___ EXERCISE DATA
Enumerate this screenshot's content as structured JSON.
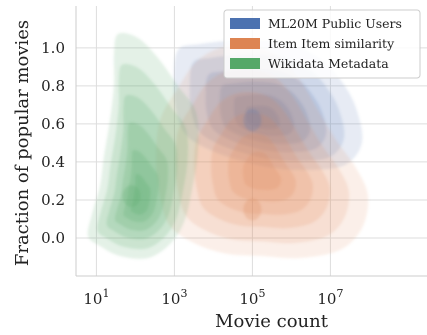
{
  "chart_data": {
    "type": "contour-density",
    "title": "",
    "xlabel": "Movie count",
    "ylabel": "Fraction of popular movies",
    "x_scale": "log",
    "xlim": [
      3,
      3000000000
    ],
    "ylim": [
      -0.2,
      1.22
    ],
    "x_ticks": [
      {
        "value": 10,
        "base": "10",
        "exp": "1"
      },
      {
        "value": 1000,
        "base": "10",
        "exp": "3"
      },
      {
        "value": 100000,
        "base": "10",
        "exp": "5"
      },
      {
        "value": 10000000,
        "base": "10",
        "exp": "7"
      }
    ],
    "y_ticks": [
      {
        "value": 0.0,
        "label": "0.0"
      },
      {
        "value": 0.2,
        "label": "0.2"
      },
      {
        "value": 0.4,
        "label": "0.4"
      },
      {
        "value": 0.6,
        "label": "0.6"
      },
      {
        "value": 0.8,
        "label": "0.8"
      },
      {
        "value": 1.0,
        "label": "1.0"
      }
    ],
    "grid": true,
    "legend_position": "top-right",
    "series": [
      {
        "name": "ML20M Public Users",
        "color": "#4c72b0",
        "center": {
          "x": 100000,
          "y": 0.62
        }
      },
      {
        "name": "Item Item similarity",
        "color": "#dd8452",
        "center": {
          "x": 100000,
          "y": 0.15
        }
      },
      {
        "name": "Wikidata Metadata",
        "color": "#55a868",
        "center": {
          "x": 80,
          "y": 0.22
        }
      }
    ]
  }
}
______
- _REQUIREMENTS_
Give only the number of lines in the material above that hold the word "color".

- _IN RESPONSE_
3